* start Supplied material *

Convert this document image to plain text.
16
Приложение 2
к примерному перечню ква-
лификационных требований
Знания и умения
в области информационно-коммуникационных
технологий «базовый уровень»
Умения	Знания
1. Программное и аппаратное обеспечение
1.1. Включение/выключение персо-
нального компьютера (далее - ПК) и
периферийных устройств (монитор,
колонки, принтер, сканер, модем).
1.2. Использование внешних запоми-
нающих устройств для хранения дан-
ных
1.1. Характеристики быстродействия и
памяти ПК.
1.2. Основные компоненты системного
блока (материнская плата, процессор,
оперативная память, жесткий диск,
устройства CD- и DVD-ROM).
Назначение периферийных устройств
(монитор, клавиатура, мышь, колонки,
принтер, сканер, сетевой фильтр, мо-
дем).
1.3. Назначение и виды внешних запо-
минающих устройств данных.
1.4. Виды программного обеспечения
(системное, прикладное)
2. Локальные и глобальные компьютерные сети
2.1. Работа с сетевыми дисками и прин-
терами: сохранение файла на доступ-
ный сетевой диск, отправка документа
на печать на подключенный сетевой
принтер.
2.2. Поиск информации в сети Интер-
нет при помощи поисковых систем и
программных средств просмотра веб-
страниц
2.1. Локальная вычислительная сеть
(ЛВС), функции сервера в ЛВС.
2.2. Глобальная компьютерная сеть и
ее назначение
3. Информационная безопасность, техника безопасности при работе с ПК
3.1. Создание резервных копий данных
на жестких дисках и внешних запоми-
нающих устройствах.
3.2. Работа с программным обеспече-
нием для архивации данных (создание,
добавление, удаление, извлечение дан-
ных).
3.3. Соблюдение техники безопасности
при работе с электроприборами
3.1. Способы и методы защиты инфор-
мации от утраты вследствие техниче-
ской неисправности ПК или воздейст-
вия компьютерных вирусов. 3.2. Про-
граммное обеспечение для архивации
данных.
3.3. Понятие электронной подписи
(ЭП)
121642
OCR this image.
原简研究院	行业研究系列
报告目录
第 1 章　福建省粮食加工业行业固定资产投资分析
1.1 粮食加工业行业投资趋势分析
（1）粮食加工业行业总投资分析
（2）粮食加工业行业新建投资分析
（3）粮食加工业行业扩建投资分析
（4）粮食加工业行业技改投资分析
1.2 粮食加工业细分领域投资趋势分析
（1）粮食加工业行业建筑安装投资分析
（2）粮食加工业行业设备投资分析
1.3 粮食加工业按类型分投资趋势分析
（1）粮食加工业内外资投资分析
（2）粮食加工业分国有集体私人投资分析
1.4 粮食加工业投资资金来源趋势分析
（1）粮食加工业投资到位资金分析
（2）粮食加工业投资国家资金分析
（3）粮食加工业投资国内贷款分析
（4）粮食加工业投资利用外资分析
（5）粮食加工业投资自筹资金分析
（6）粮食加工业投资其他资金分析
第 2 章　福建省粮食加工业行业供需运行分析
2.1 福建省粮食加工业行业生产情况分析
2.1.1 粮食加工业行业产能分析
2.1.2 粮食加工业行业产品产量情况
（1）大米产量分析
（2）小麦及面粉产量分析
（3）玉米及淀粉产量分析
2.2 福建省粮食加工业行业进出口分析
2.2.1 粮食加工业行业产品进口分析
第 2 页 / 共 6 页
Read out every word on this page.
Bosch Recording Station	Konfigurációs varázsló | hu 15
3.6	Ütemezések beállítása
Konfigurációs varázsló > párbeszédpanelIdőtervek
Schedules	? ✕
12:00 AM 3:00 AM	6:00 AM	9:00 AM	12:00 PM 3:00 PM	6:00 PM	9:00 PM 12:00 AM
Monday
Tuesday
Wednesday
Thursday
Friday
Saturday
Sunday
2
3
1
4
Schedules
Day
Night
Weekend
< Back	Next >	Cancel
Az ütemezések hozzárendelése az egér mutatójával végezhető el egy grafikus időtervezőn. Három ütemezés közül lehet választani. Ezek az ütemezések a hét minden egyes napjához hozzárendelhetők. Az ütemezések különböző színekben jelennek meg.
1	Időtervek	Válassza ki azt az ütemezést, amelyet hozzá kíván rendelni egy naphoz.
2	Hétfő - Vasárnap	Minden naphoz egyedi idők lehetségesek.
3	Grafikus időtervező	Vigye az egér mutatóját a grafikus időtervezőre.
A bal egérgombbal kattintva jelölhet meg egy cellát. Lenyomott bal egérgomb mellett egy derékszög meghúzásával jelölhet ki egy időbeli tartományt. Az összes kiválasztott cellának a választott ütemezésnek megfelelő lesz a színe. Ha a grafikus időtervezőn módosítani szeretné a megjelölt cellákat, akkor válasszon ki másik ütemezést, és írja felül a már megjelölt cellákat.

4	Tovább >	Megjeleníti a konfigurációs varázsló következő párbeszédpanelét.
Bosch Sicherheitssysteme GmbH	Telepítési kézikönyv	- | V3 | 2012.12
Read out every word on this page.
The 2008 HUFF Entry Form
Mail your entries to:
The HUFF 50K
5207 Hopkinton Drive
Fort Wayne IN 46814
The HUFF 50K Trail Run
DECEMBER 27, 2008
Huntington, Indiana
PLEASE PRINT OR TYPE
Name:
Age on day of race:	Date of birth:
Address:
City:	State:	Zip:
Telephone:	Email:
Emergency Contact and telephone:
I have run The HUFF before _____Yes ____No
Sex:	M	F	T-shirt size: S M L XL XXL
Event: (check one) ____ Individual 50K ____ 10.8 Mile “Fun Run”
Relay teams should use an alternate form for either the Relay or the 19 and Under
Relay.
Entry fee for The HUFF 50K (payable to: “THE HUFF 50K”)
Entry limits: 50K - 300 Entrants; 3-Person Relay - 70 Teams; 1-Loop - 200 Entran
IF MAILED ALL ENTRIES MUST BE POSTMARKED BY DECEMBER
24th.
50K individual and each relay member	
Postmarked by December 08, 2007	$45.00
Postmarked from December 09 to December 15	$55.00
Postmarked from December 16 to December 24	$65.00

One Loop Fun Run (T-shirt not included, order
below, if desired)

* end Supplied material *

* Problem: Take the lines above and retype all of them exactly.

* Complete output:
Convert this document image to plain text.
16
Приложение 2
к примерному перечню ква-
лификационных требований
Знания и умения
в области информационно-коммуникационных
технологий «базовый уровень»
Умения	Знания
1. Программное и аппаратное обеспечение
1.1. Включение/выключение персо-
нального компьютера (далее - ПК) и
периферийных устройств (монитор,
колонки, принтер, сканер, модем).
1.2. Использование внешних запоми-
нающих устройств для хранения дан-
ных
1.1. Характеристики быстродействия и
памяти ПК.
1.2. Основные компоненты системного
блока (материнская плата, процессор,
оперативная память, жесткий диск,
устройства CD- и DVD-ROM).
Назначение периферийных устройств
(монитор, клавиатура, мышь, колонки,
принтер, сканер, сетевой фильтр, мо-
дем).
1.3. Назначение и виды внешних запо-
минающих устройств данных.
1.4. Виды программного обеспечения
(системное, прикладное)
2. Локальные и глобальные компьютерные сети
2.1. Работа с сетевыми дисками и прин-
терами: сохранение файла на доступ-
ный сетевой диск, отправка документа
на печать на подключенный сетевой
принтер.
2.2. Поиск информации в сети Интер-
нет при помощи поисковых систем и
программных средств просмотра веб-
страниц
2.1. Локальная вычислительная сеть
(ЛВС), функции сервера в ЛВС.
2.2. Глобальная компьютерная сеть и
ее назначение
3. Информационная безопасность, техника безопасности при работе с ПК
3.1. Создание резервных копий данных
на жестких дисках и внешних запоми-
нающих устройствах.
3.2. Работа с программным обеспече-
нием для архивации данных (создание,
добавление, удаление, извлечение дан-
ных).
3.3. Соблюдение техники безопасности
при работе с электроприборами
3.1. Способы и методы защиты инфор-
мации от утраты вследствие техниче-
ской неисправности ПК или воздейст-
вия компьютерных вирусов. 3.2. Про-
граммное обеспечение для архивации
данных.
3.3. Понятие электронной подписи
(ЭП)
121642
OCR this image.
原简研究院	行业研究系列
报告目录
第 1 章　福建省粮食加工业行业固定资产投资分析
1.1 粮食加工业行业投资趋势分析
（1）粮食加工业行业总投资分析
（2）粮食加工业行业新建投资分析
（3）粮食加工业行业扩建投资分析
（4）粮食加工业行业技改投资分析
1.2 粮食加工业细分领域投资趋势分析
（1）粮食加工业行业建筑安装投资分析
（2）粮食加工业行业设备投资分析
1.3 粮食加工业按类型分投资趋势分析
（1）粮食加工业内外资投资分析
（2）粮食加工业分国有集体私人投资分析
1.4 粮食加工业投资资金来源趋势分析
（1）粮食加工业投资到位资金分析
（2）粮食加工业投资国家资金分析
（3）粮食加工业投资国内贷款分析
（4）粮食加工业投资利用外资分析
（5）粮食加工业投资自筹资金分析
（6）粮食加工业投资其他资金分析
第 2 章　福建省粮食加工业行业供需运行分析
2.1 福建省粮食加工业行业生产情况分析
2.1.1 粮食加工业行业产能分析
2.1.2 粮食加工业行业产品产量情况
（1）大米产量分析
（2）小麦及面粉产量分析
（3）玉米及淀粉产量分析
2.2 福建省粮食加工业行业进出口分析
2.2.1 粮食加工业行业产品进口分析
第 2 页 / 共 6 页
Read out every word on this page.
Bosch Recording Station	Konfigurációs varázsló | hu 15
3.6	Ütemezések beállítása
Konfigurációs varázsló > párbeszédpanelIdőtervek
Schedules	? ✕
12:00 AM 3:00 AM	6:00 AM	9:00 AM	12:00 PM 3:00 PM	6:00 PM	9:00 PM 12:00 AM
Monday
Tuesday
Wednesday
Thursday
Friday
Saturday
Sunday
2
3
1
4
Schedules
Day
Night
Weekend
< Back	Next >	Cancel
Az ütemezések hozzárendelése az egér mutatójával végezhető el egy grafikus időtervezőn. Három ütemezés közül lehet választani. Ezek az ütemezések a hét minden egyes napjához hozzárendelhetők. Az ütemezések különböző színekben jelennek meg.
1	Időtervek	Válassza ki azt az ütemezést, amelyet hozzá kíván rendelni egy naphoz.
2	Hétfő - Vasárnap	Minden naphoz egyedi idők lehetségesek.
3	Grafikus időtervező	Vigye az egér mutatóját a grafikus időtervezőre.
A bal egérgombbal kattintva jelölhet meg egy cellát. Lenyomott bal egérgomb mellett egy derékszög meghúzásával jelölhet ki egy időbeli tartományt. Az összes kiválasztott cellának a választott ütemezésnek megfelelő lesz a színe. Ha a grafikus időtervezőn módosítani szeretné a megjelölt cellákat, akkor válasszon ki másik ütemezést, és írja felül a már megjelölt cellákat.

4	Tovább >	Megjeleníti a konfigurációs varázsló következő párbeszédpanelét.
Bosch Sicherheitssysteme GmbH	Telepítési kézikönyv	- | V3 | 2012.12
Read out every word on this page.
The 2008 HUFF Entry Form
Mail your entries to:
The HUFF 50K
5207 Hopkinton Drive
Fort Wayne IN 46814
The HUFF 50K Trail Run
DECEMBER 27, 2008
Huntington, Indiana
PLEASE PRINT OR TYPE
Name:
Age on day of race:	Date of birth:
Address:
City:	State:	Zip:
Telephone:	Email:
Emergency Contact and telephone:
I have run The HUFF before _____Yes ____No
Sex:	M	F	T-shirt size: S M L XL XXL
Event: (check one) ____ Individual 50K ____ 10.8 Mile “Fun Run”
Relay teams should use an alternate form for either the Relay or the 19 and Under
Relay.
Entry fee for The HUFF 50K (payable to: “THE HUFF 50K”)
Entry limits: 50K - 300 Entrants; 3-Person Relay - 70 Teams; 1-Loop - 200 Entran
IF MAILED ALL ENTRIES MUST BE POSTMARKED BY DECEMBER
24th.
50K individual and each relay member	
Postmarked by December 08, 2007	$45.00
Postmarked from December 09 to December 15	$55.00
Postmarked from December 16 to December 24	$65.00

One Loop Fun Run (T-shirt not included, order
below, if desired)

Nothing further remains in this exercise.